Each line that holds the word "visualizado" counts once. Give the total number of such lines and nothing else.
- - - - - - -
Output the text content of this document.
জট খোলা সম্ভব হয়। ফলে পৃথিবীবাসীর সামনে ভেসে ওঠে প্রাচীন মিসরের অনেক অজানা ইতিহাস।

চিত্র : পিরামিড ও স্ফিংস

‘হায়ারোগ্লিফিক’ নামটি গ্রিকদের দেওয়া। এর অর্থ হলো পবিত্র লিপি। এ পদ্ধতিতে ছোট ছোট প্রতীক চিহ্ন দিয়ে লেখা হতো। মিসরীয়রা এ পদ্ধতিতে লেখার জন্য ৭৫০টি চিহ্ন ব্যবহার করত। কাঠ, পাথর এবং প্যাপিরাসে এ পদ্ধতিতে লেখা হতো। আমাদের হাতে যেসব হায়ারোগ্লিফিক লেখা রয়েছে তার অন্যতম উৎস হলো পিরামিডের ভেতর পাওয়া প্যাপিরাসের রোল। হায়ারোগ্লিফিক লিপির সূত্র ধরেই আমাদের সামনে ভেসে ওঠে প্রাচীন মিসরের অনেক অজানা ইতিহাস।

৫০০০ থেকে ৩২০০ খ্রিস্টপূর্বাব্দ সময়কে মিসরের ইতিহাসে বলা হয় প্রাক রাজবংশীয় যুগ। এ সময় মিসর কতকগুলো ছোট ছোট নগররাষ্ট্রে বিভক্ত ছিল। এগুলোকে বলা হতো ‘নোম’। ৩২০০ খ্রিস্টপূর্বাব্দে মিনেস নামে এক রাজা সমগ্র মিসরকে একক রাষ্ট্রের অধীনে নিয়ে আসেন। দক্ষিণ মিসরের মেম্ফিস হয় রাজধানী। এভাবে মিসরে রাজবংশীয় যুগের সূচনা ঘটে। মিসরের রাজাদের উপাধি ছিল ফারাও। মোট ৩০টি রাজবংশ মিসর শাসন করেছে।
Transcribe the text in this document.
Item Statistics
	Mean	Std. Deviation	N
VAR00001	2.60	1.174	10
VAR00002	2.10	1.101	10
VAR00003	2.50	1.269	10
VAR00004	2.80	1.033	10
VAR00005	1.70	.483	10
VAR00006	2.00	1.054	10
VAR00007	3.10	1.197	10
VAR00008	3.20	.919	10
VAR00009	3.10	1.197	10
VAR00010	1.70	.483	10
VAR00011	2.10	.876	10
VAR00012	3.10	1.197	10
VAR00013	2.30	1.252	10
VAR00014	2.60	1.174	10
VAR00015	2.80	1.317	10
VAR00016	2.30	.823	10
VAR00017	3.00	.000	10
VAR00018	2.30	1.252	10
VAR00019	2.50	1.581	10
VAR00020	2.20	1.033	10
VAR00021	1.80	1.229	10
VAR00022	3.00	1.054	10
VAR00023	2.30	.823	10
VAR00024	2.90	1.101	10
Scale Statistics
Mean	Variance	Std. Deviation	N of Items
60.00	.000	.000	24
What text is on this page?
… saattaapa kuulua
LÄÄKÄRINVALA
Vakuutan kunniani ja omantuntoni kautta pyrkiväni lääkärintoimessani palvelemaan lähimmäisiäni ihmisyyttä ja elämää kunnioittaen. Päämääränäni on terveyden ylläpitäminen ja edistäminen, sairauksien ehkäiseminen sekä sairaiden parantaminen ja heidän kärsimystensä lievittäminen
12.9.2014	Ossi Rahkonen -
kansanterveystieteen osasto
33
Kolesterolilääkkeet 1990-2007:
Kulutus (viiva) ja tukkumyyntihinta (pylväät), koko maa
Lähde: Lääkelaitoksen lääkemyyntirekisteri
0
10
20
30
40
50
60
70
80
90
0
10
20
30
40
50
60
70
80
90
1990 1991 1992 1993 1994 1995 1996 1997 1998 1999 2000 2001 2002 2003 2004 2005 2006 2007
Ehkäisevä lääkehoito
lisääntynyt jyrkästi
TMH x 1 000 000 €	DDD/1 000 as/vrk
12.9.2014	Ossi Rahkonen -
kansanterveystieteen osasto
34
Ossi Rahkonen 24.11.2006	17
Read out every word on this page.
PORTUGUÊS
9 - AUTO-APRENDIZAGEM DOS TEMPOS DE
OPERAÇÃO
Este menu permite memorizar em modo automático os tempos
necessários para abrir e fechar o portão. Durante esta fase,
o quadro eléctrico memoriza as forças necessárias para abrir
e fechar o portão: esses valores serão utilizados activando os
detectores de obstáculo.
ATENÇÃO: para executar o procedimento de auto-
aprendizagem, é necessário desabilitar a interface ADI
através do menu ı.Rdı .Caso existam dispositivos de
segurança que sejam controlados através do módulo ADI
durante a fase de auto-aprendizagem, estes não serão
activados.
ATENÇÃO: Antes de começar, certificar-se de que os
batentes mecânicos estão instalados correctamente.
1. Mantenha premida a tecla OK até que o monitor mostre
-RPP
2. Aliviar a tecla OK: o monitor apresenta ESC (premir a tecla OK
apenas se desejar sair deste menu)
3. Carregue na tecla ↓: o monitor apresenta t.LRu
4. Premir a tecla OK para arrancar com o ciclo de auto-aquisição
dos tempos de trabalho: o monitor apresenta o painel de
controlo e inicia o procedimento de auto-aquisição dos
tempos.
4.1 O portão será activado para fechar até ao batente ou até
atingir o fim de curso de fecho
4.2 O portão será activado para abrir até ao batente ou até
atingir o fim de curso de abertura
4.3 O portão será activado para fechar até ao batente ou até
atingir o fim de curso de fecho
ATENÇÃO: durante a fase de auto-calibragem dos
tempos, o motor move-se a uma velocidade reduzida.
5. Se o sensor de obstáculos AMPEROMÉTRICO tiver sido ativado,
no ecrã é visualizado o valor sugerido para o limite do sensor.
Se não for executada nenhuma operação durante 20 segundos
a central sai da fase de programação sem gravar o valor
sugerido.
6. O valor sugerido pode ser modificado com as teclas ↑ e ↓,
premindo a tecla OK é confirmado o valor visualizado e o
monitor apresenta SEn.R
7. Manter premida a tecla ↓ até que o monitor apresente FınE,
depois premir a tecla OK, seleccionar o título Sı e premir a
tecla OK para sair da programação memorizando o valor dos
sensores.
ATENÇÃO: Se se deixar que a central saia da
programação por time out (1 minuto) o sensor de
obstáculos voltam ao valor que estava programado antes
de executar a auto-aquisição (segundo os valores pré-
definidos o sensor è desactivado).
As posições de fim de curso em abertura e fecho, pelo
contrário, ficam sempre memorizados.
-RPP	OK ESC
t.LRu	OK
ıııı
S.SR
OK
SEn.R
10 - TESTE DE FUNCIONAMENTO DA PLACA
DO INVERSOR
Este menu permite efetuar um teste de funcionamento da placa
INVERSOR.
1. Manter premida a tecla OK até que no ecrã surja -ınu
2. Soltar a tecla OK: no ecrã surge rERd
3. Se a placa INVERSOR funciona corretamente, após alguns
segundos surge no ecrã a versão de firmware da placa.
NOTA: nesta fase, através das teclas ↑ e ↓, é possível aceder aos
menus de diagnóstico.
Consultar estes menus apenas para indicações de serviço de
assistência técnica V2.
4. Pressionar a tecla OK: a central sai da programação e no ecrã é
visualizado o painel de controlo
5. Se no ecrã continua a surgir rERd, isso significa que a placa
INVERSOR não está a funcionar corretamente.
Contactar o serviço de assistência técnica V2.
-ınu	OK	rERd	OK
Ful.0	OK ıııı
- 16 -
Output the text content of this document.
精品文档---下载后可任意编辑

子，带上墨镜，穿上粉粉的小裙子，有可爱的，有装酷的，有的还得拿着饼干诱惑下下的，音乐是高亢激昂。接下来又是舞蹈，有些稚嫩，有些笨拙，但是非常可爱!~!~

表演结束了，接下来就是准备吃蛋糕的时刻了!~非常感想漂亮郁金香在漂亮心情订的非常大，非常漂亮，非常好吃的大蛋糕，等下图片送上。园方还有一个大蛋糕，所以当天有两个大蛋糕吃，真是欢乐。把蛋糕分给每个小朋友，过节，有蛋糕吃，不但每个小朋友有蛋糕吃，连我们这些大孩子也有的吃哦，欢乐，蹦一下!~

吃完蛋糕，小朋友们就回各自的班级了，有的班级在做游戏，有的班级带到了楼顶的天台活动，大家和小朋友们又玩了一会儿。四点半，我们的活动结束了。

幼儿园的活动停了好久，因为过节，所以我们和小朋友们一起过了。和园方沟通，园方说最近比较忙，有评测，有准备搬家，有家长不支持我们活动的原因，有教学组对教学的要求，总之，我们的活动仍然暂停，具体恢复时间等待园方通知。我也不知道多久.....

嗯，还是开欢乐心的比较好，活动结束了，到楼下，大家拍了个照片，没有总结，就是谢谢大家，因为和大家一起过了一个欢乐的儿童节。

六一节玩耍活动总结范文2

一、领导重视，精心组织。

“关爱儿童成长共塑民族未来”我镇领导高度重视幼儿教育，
- - - - - - -
• **Solution to the problem**:
3